_Trecho apresentado_
Cada médico tem uma capacidade limitada de atendimento clientes/mês representada pela quantidade de horários de consultas/dia. A pequena oferta de médicos resulta em que os médicos já se encontram com suas agendas lotadíssimas a ponto de só conseguirem marcar novas consultas para daqui há 60 dias! Em alguns casos, a espera é superior a 90 dias. 

Não tem pereba que não sare até lá. Não tem ziquezira que não tenha seu prazo de validade estourado. Não tem fratura ou luxação que não se consolide deixando os pacientes com sequelas irreversíveis, às vezes. Até lá, curandeira já deu pitaco, a vizinha emprestou um creme que parece servir, um médico não especialista já passou um corticóide que mascara o aspecto da lesão, combate o sintoma, mas não combate a causa. 

A consequência disso é que os planos conseguem limitar suas despesas com consultas médicas porque a oferta de vagas para consultas de um médico para determinado mês está saturada pela saturação das agendas dos poucos médicos que disponibilizam; a agenda do próximo mês também, e assim por diante. Contratar (credenciar) mais 10 médicos para aquela especialidade representaria dobrar as despesas com pagamento de consultas. E os planos não querem fazer isso!

O aviltamento do valor das consultas, por exemplo, acarreta na necessidade de o médico ter que atender a um número cada vez maior de pacientes por mês, para poder sobreviver de sua profissão com dignidade. Daí vem a diminuição do tempo de cada consulta e a óbvia queda da qualidade do atendimento do médico. Ser médico, em termos proporcionais com o tempo que se gasta para servir ao cliente, vale menos que ser uma manicure, sem qualquer demérito para estas profissionais das unhas, dos pés e das mãos.

As consultas, que antigamente eram de cerca de 40 minutos, hoje em dia, estão, em média, durando 20 minutos, mas há médicos recordistas mundiais que alcançam a fantástica marca de uma consulta em 5 minutos. Ter um médico que ao menos olhe para o rosto do paciente já faz qualquer paciente se sentir um privilegiado!

Se for paciente de primeira vez, então não se fala. Os médicos já não dão conta de rever seus estoques de pacientes antigos (as consultas de revisão são imprescindíveis para a avaliação da evolução ou não da queixa anterior). Admitir um paciente novo implica não somente em ter mais um paciente, mas a gastar aquele tempo mais longo e indispensável para a primeira consulta, onde se é feita toda a anamnese e um levantamento de todas os aspectos etiológicos e semiológicos dos pacientes.

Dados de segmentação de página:
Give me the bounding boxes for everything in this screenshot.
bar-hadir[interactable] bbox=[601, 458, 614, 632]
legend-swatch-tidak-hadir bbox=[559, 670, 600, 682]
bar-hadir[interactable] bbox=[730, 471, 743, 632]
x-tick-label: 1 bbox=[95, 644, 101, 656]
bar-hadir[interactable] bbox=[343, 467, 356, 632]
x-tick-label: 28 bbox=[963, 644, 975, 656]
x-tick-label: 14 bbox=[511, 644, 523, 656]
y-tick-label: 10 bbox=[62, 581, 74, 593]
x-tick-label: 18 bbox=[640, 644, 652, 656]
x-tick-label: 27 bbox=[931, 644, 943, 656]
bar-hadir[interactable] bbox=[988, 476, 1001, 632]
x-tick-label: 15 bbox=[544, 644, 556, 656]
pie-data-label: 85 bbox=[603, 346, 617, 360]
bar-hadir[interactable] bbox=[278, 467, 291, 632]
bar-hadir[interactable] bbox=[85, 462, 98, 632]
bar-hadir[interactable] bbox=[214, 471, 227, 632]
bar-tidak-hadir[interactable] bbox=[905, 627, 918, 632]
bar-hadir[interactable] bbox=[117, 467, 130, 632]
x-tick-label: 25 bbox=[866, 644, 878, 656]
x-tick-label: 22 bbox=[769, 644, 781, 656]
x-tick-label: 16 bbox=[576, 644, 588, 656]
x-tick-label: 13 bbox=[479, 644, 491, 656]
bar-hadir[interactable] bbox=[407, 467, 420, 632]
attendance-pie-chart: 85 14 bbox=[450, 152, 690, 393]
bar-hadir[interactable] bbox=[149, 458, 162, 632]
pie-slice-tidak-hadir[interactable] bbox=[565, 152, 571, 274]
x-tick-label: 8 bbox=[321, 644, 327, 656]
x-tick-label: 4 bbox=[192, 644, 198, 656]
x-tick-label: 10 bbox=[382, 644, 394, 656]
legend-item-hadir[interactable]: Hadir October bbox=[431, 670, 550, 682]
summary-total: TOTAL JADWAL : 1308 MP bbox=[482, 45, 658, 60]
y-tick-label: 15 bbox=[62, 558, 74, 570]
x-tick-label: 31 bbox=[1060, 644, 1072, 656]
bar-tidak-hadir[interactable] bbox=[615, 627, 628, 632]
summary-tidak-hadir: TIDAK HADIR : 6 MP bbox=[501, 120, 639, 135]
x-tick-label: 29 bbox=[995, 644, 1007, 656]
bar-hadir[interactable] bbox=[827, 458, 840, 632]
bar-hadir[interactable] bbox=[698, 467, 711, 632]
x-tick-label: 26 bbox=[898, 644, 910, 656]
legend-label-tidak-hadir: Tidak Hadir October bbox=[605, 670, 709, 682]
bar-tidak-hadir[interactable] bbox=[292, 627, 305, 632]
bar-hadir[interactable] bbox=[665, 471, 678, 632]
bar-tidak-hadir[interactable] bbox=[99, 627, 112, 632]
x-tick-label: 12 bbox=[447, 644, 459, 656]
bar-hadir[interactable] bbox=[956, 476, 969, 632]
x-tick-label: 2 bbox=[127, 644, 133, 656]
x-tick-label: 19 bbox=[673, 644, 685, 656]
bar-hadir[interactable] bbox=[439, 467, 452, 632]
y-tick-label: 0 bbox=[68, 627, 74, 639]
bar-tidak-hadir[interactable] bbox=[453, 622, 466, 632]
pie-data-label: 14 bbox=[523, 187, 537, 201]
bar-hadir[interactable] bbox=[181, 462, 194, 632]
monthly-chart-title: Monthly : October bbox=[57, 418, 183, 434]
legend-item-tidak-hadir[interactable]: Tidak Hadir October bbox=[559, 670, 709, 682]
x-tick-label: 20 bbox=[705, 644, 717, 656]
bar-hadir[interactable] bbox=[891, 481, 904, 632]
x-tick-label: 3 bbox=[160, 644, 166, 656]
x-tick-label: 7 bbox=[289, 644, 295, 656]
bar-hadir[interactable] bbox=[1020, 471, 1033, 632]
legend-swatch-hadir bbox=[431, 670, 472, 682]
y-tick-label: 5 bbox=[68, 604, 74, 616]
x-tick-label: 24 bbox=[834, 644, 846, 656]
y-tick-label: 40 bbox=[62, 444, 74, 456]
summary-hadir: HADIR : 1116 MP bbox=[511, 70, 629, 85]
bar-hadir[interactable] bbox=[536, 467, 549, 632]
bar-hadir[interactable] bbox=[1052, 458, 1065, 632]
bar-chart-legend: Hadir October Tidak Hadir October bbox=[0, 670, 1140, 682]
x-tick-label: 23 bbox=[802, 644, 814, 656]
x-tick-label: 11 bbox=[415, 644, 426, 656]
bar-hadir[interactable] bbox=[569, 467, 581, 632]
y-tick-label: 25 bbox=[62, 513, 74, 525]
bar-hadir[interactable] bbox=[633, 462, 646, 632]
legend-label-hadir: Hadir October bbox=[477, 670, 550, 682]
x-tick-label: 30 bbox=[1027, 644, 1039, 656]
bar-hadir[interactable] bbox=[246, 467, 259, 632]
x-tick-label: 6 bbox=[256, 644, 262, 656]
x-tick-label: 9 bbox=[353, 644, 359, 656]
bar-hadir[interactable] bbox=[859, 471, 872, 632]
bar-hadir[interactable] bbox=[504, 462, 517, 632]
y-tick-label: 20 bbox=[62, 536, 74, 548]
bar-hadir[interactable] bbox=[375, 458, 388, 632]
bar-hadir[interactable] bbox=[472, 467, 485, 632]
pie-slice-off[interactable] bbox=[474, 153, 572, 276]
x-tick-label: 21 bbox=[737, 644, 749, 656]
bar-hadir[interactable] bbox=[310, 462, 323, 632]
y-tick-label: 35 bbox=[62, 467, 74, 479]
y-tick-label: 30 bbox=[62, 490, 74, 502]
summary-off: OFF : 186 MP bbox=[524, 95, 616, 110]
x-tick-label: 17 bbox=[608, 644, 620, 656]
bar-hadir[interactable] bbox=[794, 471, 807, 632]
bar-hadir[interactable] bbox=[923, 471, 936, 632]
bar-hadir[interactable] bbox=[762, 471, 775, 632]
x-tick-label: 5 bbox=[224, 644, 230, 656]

_Ação solicitada_
Reescreva a parte do texto sobre os planos de saúde que começa com as palavras "As consultas, que" e termina com "sentir um privilegiado!", trocando "40 minutos" por "meia hora".

_Resultado esperado_
As consultas, que antigamente eram de cerca de meia hora, hoje em dia, estão, em média, durando 20 minutos, mas há médicos recordistas mundiais que alcançam a fantástica marca de uma consulta em 5 minutos. Ter um médico que ao menos olhe para o rosto do paciente já faz qualquer paciente se sentir um privilegiado!